┌────────

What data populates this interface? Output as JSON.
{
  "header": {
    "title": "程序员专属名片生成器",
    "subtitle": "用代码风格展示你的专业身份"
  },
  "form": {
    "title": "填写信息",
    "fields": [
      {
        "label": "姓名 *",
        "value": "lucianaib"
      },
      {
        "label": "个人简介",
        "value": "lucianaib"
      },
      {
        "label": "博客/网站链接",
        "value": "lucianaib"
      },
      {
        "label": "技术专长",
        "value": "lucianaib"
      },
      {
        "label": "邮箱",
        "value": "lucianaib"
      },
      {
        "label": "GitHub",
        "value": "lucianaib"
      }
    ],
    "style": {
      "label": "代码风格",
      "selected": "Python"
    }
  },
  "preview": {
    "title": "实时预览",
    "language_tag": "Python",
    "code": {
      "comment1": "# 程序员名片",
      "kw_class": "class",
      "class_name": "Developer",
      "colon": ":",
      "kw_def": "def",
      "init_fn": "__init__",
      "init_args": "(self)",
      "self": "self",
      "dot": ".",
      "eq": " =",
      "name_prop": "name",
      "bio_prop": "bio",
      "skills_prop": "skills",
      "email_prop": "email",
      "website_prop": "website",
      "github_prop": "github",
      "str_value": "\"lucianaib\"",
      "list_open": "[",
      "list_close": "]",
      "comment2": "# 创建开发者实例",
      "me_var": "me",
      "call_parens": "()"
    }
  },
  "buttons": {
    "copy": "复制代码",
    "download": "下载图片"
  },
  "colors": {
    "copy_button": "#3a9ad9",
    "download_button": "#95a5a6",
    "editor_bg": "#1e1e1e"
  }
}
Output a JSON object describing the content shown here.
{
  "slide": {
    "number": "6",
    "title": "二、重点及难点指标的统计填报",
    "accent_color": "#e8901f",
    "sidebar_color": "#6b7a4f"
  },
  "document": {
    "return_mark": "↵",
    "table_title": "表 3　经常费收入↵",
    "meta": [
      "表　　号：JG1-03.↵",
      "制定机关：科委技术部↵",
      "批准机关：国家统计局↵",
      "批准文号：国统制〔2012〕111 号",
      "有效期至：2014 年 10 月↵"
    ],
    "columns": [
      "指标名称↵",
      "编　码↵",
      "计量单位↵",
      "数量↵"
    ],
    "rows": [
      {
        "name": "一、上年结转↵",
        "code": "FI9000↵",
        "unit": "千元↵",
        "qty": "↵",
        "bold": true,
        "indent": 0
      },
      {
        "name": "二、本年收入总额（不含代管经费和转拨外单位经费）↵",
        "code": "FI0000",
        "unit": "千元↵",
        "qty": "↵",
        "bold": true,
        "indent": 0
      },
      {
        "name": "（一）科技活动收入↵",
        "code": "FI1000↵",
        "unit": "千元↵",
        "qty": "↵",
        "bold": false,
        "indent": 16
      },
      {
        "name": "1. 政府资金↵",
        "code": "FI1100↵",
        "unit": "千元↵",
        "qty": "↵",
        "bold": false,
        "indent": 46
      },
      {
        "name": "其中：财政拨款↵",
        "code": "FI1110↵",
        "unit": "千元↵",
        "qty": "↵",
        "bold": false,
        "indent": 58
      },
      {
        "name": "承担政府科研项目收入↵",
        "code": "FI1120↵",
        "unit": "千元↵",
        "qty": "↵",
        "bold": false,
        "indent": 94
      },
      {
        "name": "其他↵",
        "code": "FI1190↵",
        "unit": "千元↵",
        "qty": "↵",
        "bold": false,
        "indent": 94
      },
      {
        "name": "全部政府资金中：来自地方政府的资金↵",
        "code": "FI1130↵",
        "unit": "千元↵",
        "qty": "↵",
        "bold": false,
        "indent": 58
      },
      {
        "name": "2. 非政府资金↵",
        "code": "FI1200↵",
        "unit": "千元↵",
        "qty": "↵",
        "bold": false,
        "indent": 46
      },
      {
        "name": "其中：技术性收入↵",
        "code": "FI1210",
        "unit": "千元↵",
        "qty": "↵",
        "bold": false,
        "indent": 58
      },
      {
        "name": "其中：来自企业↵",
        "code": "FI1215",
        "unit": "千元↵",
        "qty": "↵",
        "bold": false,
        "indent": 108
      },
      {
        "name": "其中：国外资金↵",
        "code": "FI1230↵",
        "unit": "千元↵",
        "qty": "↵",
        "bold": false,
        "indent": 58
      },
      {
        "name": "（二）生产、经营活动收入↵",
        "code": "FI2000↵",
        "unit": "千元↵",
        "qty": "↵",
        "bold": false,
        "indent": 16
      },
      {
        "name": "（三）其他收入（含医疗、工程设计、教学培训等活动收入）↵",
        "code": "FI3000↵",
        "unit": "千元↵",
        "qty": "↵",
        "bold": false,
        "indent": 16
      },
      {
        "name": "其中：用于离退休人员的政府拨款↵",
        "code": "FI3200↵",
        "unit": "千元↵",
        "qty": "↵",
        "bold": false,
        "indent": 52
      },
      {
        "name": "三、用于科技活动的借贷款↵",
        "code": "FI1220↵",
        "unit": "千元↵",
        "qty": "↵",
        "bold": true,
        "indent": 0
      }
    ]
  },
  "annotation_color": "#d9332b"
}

└────────

### Short problem
Repeat all the entries word for word.

### Full output
What data populates this interface? Output as JSON.
{
  "header": {
    "title": "程序员专属名片生成器",
    "subtitle": "用代码风格展示你的专业身份"
  },
  "form": {
    "title": "填写信息",
    "fields": [
      {
        "label": "姓名 *",
        "value": "lucianaib"
      },
      {
        "label": "个人简介",
        "value": "lucianaib"
      },
      {
        "label": "博客/网站链接",
        "value": "lucianaib"
      },
      {
        "label": "技术专长",
        "value": "lucianaib"
      },
      {
        "label": "邮箱",
        "value": "lucianaib"
      },
      {
        "label": "GitHub",
        "value": "lucianaib"
      }
    ],
    "style": {
      "label": "代码风格",
      "selected": "Python"
    }
  },
  "preview": {
    "title": "实时预览",
    "language_tag": "Python",
    "code": {
      "comment1": "# 程序员名片",
      "kw_class": "class",
      "class_name": "Developer",
      "colon": ":",
      "kw_def": "def",
      "init_fn": "__init__",
      "init_args": "(self)",
      "self": "self",
      "dot": ".",
      "eq": " =",
      "name_prop": "name",
      "bio_prop": "bio",
      "skills_prop": "skills",
      "email_prop": "email",
      "website_prop": "website",
      "github_prop": "github",
      "str_value": "\"lucianaib\"",
      "list_open": "[",
      "list_close": "]",
      "comment2": "# 创建开发者实例",
      "me_var": "me",
      "call_parens": "()"
    }
  },
  "buttons": {
    "copy": "复制代码",
    "download": "下载图片"
  },
  "colors": {
    "copy_button": "#3a9ad9",
    "download_button": "#95a5a6",
    "editor_bg": "#1e1e1e"
  }
}
Output a JSON object describing the content shown here.
{
  "slide": {
    "number": "6",
    "title": "二、重点及难点指标的统计填报",
    "accent_color": "#e8901f",
    "sidebar_color": "#6b7a4f"
  },
  "document": {
    "return_mark": "↵",
    "table_title": "表 3　经常费收入↵",
    "meta": [
      "表　　号：JG1-03.↵",
      "制定机关：科委技术部↵",
      "批准机关：国家统计局↵",
      "批准文号：国统制〔2012〕111 号",
      "有效期至：2014 年 10 月↵"
    ],
    "columns": [
      "指标名称↵",
      "编　码↵",
      "计量单位↵",
      "数量↵"
    ],
    "rows": [
      {
        "name": "一、上年结转↵",
        "code": "FI9000↵",
        "unit": "千元↵",
        "qty": "↵",
        "bold": true,
        "indent": 0
      },
      {
        "name": "二、本年收入总额（不含代管经费和转拨外单位经费）↵",
        "code": "FI0000",
        "unit": "千元↵",
        "qty": "↵",
        "bold": true,
        "indent": 0
      },
      {
        "name": "（一）科技活动收入↵",
        "code": "FI1000↵",
        "unit": "千元↵",
        "qty": "↵",
        "bold": false,
        "indent": 16
      },
      {
        "name": "1. 政府资金↵",
        "code": "FI1100↵",
        "unit": "千元↵",
        "qty": "↵",
        "bold": false,
        "indent": 46
      },
      {
        "name": "其中：财政拨款↵",
        "code": "FI1110↵",
        "unit": "千元↵",
        "qty": "↵",
        "bold": false,
        "indent": 58
      },
      {
        "name": "承担政府科研项目收入↵",
        "code": "FI1120↵",
        "unit": "千元↵",
        "qty": "↵",
        "bold": false,
        "indent": 94
      },
      {
        "name": "其他↵",
        "code": "FI1190↵",
        "unit": "千元↵",
        "qty": "↵",
        "bold": false,
        "indent": 94
      },
      {
        "name": "全部政府资金中：来自地方政府的资金↵",
        "code": "FI1130↵",
        "unit": "千元↵",
        "qty": "↵",
        "bold": false,
        "indent": 58
      },
      {
        "name": "2. 非政府资金↵",
        "code": "FI1200↵",
        "unit": "千元↵",
        "qty": "↵",
        "bold": false,
        "indent": 46
      },
      {
        "name": "其中：技术性收入↵",
        "code": "FI1210",
        "unit": "千元↵",
        "qty": "↵",
        "bold": false,
        "indent": 58
      },
      {
        "name": "其中：来自企业↵",
        "code": "FI1215",
        "unit": "千元↵",
        "qty": "↵",
        "bold": false,
        "indent": 108
      },
      {
        "name": "其中：国外资金↵",
        "code": "FI1230↵",
        "unit": "千元↵",
        "qty": "↵",
        "bold": false,
        "indent": 58
      },
      {
        "name": "（二）生产、经营活动收入↵",
        "code": "FI2000↵",
        "unit": "千元↵",
        "qty": "↵",
        "bold": false,
        "indent": 16
      },
      {
        "name": "（三）其他收入（含医疗、工程设计、教学培训等活动收入）↵",
        "code": "FI3000↵",
        "unit": "千元↵",
        "qty": "↵",
        "bold": false,
        "indent": 16
      },
      {
        "name": "其中：用于离退休人员的政府拨款↵",
        "code": "FI3200↵",
        "unit": "千元↵",
        "qty": "↵",
        "bold": false,
        "indent": 52
      },
      {
        "name": "三、用于科技活动的借贷款↵",
        "code": "FI1220↵",
        "unit": "千元↵",
        "qty": "↵",
        "bold": true,
        "indent": 0
      }
    ]
  },
  "annotation_color": "#d9332b"
}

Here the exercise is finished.